Stated problem>
Gather all lines with the word "Högre" in them.

Provided information>
_____
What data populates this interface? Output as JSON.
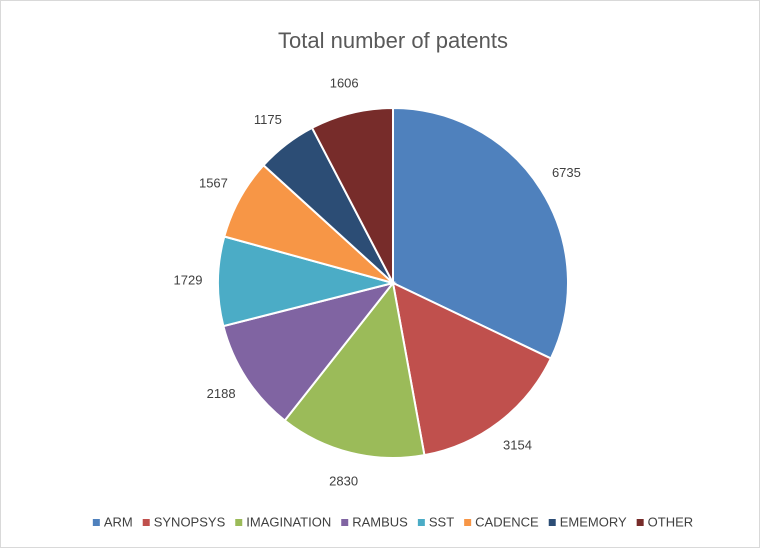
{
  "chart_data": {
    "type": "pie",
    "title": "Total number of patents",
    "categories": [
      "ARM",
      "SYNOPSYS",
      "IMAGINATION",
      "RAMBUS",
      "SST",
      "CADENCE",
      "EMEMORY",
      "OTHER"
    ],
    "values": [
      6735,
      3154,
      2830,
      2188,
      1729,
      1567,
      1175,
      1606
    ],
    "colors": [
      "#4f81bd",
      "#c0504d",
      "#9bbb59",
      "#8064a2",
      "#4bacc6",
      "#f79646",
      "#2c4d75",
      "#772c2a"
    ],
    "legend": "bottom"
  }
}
_____
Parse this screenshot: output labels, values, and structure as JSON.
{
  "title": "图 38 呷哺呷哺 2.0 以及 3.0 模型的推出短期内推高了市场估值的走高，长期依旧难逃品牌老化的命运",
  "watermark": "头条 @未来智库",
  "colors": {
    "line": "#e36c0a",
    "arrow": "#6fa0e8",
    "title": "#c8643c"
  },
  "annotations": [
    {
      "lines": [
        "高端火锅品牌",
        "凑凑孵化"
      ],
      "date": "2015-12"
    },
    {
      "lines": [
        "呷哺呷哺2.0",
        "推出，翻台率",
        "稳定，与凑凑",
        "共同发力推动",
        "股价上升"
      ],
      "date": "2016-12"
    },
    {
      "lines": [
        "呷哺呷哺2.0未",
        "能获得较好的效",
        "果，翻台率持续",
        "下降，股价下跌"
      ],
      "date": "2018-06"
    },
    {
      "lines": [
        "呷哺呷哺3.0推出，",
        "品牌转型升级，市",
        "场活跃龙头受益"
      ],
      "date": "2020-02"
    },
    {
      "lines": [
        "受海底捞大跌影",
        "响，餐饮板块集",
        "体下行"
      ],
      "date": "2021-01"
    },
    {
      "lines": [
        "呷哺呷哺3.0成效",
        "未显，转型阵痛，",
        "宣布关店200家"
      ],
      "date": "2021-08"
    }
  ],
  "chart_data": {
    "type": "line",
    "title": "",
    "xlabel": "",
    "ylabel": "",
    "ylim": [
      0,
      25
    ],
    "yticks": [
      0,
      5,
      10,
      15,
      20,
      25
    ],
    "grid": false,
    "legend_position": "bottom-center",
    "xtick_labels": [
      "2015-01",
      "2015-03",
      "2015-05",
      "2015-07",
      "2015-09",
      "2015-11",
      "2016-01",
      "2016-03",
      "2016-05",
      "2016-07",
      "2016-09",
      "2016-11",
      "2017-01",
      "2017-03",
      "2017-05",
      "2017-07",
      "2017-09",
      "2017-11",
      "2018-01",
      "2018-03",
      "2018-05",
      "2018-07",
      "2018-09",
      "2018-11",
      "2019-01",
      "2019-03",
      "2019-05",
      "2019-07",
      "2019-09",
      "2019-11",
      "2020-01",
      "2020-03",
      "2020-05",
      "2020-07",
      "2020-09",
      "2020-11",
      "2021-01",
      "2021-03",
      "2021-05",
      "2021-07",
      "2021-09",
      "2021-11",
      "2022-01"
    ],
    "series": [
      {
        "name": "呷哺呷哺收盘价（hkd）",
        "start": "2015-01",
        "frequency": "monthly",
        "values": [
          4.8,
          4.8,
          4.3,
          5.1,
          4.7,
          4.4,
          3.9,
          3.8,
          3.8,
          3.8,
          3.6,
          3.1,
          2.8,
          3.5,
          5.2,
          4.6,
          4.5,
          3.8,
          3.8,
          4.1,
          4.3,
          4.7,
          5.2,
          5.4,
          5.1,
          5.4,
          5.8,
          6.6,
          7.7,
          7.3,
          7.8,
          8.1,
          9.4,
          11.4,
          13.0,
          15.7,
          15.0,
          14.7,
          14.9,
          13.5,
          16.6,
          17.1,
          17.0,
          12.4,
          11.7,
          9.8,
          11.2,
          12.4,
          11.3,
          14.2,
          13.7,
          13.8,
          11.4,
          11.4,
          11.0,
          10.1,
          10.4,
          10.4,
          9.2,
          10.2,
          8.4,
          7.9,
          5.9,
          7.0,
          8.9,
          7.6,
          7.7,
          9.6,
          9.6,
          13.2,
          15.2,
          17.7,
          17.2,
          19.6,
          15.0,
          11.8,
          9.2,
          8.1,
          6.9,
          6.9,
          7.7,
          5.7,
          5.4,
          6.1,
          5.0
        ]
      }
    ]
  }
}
_____
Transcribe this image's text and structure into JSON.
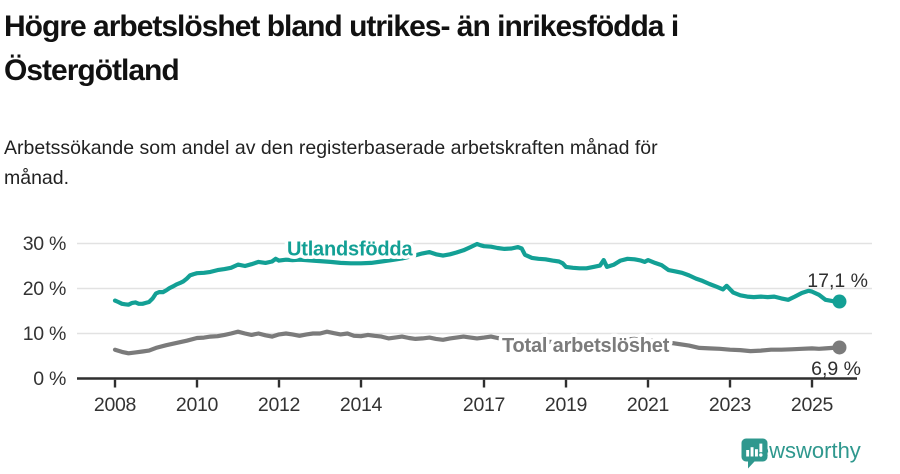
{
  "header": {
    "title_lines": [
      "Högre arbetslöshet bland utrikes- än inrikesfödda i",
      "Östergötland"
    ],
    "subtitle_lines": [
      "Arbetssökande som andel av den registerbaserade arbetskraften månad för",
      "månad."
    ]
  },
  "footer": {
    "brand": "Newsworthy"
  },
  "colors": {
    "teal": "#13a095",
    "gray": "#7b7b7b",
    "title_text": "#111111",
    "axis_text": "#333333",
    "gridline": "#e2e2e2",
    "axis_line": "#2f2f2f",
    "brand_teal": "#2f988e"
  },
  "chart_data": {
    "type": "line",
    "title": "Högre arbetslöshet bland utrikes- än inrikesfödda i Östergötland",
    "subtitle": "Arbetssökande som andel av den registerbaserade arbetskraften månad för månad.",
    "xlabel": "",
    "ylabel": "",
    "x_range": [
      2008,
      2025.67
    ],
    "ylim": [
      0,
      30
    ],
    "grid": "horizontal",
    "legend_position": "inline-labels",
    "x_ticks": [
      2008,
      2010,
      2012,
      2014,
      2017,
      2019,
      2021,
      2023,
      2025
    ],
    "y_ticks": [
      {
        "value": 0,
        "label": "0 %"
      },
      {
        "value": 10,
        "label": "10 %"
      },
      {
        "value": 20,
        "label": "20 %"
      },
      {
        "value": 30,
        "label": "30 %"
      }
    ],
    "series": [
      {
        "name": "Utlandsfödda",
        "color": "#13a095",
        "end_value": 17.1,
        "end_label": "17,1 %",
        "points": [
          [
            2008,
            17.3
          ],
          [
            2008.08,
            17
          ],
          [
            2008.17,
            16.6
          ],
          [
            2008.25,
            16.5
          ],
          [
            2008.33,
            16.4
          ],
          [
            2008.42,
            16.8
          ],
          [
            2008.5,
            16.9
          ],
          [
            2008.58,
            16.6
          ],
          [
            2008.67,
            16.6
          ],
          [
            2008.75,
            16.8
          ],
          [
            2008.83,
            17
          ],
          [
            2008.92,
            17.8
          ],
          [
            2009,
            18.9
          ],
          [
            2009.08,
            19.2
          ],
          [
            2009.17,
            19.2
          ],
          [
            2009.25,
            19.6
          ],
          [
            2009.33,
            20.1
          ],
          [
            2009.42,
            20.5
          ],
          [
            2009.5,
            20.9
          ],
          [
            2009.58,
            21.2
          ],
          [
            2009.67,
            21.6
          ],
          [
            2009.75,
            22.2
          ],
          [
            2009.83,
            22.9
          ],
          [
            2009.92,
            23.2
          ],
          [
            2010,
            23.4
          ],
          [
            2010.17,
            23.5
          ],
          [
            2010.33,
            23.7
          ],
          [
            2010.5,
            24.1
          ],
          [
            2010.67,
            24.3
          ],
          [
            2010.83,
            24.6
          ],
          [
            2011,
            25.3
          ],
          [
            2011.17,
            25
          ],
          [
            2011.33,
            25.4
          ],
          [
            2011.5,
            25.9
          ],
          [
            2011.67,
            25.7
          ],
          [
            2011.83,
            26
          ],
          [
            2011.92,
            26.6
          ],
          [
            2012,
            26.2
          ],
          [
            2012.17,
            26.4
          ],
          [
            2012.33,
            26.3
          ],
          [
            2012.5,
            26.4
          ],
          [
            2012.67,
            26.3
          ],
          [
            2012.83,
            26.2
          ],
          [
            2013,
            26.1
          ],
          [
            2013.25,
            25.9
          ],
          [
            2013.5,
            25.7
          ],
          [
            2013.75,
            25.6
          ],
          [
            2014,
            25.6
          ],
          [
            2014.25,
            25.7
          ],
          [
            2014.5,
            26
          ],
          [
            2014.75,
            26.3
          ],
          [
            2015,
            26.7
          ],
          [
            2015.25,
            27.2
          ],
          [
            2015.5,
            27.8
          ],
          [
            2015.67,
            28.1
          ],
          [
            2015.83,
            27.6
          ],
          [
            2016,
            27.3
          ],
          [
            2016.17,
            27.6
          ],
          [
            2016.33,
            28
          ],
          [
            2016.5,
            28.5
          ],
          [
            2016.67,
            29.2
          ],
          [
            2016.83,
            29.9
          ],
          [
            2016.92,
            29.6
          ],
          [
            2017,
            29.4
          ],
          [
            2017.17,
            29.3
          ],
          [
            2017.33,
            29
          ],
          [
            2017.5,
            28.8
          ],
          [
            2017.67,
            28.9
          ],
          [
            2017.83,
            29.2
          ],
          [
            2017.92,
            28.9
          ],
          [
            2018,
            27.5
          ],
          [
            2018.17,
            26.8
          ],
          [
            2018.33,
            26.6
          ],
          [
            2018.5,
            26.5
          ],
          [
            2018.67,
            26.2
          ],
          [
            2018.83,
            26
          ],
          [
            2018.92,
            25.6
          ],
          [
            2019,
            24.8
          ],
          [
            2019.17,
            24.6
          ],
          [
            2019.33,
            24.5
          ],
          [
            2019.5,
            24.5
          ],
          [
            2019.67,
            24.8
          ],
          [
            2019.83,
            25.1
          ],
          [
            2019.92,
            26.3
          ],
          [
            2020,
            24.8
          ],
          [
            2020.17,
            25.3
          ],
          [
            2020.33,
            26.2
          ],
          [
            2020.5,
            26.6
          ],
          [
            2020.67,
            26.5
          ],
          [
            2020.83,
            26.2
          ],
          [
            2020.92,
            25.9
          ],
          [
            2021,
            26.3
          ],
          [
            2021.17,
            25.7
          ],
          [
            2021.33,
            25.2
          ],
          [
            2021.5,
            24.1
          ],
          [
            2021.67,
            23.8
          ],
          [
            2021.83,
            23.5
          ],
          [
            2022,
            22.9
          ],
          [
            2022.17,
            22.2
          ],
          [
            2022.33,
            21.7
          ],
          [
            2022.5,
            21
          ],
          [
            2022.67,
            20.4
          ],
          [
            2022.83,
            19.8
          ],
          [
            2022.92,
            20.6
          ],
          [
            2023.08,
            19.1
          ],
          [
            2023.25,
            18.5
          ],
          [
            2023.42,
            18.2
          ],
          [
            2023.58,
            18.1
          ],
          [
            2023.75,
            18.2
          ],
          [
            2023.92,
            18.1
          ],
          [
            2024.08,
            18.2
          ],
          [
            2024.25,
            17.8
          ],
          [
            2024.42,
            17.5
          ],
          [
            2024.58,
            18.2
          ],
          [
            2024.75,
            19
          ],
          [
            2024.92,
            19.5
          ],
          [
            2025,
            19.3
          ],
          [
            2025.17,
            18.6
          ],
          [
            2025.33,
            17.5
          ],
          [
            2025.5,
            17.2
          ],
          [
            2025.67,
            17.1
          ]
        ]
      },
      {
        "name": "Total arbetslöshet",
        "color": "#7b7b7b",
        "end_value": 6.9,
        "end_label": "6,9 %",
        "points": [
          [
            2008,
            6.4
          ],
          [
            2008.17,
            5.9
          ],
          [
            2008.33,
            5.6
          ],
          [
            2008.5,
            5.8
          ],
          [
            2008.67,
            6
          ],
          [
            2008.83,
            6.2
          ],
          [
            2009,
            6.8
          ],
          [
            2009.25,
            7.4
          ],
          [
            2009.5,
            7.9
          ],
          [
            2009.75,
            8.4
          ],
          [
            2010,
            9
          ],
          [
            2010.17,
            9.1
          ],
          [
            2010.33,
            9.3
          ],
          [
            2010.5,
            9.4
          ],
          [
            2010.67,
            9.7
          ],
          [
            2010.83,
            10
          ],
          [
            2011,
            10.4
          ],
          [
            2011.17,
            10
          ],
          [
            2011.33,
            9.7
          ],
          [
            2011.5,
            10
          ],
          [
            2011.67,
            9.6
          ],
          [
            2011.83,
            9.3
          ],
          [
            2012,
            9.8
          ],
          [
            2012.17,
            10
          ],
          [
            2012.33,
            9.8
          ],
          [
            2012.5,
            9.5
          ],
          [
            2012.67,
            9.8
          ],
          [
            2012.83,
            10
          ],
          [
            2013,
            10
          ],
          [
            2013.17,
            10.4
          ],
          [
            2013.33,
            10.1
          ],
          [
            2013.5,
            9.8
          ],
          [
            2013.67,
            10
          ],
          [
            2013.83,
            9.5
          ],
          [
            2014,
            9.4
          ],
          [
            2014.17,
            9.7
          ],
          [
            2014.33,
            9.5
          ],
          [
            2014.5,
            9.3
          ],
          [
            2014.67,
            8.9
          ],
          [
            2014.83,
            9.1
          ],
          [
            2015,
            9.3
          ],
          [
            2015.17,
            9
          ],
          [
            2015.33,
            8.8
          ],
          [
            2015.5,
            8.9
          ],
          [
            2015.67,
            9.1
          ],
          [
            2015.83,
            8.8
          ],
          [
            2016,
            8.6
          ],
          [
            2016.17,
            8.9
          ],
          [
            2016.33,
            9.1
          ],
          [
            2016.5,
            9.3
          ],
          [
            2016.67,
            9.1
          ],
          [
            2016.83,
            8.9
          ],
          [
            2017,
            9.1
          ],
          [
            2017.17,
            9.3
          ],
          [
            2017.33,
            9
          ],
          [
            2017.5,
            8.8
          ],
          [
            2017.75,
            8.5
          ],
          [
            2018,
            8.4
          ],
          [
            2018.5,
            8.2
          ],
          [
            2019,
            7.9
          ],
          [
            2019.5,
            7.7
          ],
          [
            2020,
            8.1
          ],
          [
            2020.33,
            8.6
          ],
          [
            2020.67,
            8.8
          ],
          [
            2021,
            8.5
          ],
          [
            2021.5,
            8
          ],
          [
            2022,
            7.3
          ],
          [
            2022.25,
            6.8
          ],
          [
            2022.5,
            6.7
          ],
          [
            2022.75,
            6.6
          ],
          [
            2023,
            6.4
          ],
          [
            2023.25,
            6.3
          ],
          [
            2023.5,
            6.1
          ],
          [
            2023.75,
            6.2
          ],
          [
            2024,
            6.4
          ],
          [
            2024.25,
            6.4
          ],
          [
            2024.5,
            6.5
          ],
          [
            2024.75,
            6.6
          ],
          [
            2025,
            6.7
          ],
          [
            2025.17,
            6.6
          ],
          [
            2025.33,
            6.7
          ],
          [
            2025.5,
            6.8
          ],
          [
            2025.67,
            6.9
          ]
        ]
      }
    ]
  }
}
_____
Expected answer>
      "Högre arbetslöshet bland utrikes- än inrikesfödda i",
    "title": "Högre arbetslöshet bland utrikes- än inrikesfödda i Östergötland",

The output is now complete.